* **Data listing**
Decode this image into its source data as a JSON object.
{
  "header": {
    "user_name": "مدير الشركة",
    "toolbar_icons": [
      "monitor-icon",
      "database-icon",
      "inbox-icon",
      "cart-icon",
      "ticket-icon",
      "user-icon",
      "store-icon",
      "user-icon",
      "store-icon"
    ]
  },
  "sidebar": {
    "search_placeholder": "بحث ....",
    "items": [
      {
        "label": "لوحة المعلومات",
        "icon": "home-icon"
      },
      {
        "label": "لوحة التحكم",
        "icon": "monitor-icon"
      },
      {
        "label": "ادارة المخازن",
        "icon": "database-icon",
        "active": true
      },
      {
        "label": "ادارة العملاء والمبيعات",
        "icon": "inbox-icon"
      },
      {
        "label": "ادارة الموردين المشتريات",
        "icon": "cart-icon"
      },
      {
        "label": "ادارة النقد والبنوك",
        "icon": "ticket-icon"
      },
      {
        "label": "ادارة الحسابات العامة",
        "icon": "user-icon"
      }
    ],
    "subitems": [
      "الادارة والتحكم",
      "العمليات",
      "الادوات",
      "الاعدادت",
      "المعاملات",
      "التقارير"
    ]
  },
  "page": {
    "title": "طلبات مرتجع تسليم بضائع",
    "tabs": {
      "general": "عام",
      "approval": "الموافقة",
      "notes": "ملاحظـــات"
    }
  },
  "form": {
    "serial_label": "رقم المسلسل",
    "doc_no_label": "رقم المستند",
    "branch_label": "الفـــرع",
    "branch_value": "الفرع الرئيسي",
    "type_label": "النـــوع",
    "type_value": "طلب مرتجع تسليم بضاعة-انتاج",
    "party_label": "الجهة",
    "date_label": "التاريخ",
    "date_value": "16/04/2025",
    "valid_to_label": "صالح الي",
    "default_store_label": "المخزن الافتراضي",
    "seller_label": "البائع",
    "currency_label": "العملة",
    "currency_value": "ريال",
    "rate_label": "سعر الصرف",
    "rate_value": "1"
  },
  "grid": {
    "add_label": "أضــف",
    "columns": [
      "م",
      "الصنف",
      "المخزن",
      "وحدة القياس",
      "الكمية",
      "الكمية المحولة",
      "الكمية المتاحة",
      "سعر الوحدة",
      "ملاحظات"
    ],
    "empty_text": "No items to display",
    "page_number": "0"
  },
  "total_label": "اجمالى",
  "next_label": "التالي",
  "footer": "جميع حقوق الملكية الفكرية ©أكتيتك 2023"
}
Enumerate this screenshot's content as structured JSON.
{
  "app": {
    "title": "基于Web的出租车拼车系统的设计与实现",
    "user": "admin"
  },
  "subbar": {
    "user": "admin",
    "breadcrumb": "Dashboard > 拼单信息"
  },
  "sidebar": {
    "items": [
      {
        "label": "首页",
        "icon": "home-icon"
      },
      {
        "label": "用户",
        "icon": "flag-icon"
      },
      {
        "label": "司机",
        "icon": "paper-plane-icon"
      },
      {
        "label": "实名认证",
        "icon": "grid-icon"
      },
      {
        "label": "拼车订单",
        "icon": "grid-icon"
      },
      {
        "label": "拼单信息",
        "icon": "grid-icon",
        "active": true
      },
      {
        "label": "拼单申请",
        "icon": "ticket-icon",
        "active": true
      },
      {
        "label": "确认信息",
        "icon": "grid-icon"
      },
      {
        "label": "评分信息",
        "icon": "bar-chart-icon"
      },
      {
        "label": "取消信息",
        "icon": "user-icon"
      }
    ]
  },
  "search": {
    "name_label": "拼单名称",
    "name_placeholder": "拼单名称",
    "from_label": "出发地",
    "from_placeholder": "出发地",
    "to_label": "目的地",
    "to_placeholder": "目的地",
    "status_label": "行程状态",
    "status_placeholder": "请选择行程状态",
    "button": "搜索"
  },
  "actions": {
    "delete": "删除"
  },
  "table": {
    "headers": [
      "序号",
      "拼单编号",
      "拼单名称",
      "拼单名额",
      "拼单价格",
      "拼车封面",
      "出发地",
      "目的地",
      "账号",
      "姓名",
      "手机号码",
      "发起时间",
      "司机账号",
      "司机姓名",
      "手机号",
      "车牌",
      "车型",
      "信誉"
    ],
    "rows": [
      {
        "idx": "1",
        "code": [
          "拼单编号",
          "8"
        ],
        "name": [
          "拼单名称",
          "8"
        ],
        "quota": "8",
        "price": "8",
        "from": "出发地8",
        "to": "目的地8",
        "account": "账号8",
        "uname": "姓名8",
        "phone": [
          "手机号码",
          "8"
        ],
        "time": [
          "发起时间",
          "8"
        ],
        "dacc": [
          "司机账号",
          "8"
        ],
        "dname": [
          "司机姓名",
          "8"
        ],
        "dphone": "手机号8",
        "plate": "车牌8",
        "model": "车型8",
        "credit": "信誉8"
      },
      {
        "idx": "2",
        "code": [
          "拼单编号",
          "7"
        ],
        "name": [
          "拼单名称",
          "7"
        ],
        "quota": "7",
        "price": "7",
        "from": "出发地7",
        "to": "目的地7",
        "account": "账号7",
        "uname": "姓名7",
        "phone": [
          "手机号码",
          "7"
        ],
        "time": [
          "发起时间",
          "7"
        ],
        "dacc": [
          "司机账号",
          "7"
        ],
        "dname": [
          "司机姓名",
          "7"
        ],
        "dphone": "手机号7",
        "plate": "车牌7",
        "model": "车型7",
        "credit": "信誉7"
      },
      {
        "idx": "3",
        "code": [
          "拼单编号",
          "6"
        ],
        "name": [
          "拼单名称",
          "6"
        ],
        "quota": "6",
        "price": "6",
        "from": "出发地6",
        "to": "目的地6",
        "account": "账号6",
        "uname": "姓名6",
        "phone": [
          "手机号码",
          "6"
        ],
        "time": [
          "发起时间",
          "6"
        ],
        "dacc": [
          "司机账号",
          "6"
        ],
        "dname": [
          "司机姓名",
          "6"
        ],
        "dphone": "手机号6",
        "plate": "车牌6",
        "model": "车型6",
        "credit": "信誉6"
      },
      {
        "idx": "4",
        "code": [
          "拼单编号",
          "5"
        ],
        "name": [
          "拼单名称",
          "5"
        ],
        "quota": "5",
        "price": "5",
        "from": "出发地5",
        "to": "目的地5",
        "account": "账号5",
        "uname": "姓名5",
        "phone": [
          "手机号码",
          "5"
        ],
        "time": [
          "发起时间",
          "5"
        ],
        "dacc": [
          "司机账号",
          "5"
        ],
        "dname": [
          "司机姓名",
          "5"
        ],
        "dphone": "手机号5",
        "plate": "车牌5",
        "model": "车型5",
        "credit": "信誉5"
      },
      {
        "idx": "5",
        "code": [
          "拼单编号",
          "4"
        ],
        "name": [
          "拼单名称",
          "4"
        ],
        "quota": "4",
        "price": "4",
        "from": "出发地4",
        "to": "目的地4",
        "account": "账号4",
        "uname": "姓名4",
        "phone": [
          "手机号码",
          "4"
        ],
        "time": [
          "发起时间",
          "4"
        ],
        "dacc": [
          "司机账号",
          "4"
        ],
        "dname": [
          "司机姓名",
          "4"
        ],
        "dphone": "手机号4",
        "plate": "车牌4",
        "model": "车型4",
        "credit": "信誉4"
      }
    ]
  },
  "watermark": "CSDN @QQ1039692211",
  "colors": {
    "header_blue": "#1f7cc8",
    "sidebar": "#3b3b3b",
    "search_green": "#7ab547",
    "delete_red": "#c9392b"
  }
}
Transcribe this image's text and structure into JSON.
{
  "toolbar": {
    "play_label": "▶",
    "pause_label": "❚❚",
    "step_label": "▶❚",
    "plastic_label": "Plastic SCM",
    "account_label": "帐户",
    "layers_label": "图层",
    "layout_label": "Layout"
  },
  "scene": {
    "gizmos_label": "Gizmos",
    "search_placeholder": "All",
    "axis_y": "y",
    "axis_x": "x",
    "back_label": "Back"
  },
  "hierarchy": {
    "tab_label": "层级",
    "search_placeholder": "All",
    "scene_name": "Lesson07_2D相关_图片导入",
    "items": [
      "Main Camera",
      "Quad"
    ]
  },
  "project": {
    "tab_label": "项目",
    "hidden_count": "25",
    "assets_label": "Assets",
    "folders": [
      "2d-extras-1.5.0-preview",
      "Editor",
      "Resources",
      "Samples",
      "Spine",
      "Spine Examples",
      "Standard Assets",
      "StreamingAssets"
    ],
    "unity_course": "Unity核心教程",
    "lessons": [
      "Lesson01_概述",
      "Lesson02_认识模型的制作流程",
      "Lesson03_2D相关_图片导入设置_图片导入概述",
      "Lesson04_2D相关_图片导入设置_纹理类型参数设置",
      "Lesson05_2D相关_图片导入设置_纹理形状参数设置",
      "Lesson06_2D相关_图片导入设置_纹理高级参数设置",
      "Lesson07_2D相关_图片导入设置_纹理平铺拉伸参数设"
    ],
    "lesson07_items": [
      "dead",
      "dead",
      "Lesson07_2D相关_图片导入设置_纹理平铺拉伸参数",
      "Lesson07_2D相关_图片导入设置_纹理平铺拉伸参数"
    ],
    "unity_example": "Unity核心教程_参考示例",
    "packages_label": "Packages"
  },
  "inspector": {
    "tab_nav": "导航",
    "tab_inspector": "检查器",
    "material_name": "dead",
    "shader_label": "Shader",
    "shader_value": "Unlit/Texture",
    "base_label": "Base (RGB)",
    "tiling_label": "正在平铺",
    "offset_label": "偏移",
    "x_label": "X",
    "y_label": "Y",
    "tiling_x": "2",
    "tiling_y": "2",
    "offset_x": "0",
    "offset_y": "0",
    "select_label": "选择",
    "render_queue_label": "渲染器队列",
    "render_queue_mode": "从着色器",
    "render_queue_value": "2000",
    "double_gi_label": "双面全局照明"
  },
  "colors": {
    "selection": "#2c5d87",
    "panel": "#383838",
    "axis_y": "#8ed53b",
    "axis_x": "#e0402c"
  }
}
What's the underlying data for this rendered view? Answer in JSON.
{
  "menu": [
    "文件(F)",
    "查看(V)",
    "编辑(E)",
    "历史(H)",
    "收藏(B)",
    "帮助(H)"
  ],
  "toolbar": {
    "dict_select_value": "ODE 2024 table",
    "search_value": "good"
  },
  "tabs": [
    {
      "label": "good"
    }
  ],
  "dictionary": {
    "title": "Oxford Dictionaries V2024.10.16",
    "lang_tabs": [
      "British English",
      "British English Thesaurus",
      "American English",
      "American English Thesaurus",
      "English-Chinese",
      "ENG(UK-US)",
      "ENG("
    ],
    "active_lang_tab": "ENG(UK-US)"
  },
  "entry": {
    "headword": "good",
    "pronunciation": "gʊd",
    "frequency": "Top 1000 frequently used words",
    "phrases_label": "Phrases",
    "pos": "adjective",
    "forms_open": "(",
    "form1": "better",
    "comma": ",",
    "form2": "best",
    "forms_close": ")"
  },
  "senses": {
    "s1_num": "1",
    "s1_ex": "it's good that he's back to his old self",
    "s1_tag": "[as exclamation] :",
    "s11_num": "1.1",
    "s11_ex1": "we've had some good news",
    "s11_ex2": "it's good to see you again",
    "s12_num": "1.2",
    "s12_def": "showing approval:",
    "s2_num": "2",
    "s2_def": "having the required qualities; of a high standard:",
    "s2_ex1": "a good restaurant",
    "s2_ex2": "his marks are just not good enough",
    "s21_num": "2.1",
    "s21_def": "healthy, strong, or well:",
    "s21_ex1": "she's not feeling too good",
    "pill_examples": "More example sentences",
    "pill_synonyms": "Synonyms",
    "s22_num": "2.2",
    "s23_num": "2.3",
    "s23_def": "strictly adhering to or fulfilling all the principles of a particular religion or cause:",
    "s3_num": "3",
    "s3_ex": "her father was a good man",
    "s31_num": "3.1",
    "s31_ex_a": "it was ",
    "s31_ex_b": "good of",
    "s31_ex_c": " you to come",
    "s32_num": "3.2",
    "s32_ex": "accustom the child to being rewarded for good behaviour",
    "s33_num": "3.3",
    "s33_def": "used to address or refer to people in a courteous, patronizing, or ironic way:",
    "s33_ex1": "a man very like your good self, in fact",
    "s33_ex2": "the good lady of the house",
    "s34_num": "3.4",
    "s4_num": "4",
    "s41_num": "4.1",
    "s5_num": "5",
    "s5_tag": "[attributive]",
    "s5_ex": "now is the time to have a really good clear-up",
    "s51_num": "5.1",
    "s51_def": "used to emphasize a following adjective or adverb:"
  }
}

* **Task brief**
Copy every line above that holds the word "JSON".

* **Output for this exercise**
Decode this image into its source data as a JSON object.
Enumerate this screenshot's content as structured JSON.
Transcribe this image's text and structure into JSON.
What's the underlying data for this rendered view? Answer in JSON.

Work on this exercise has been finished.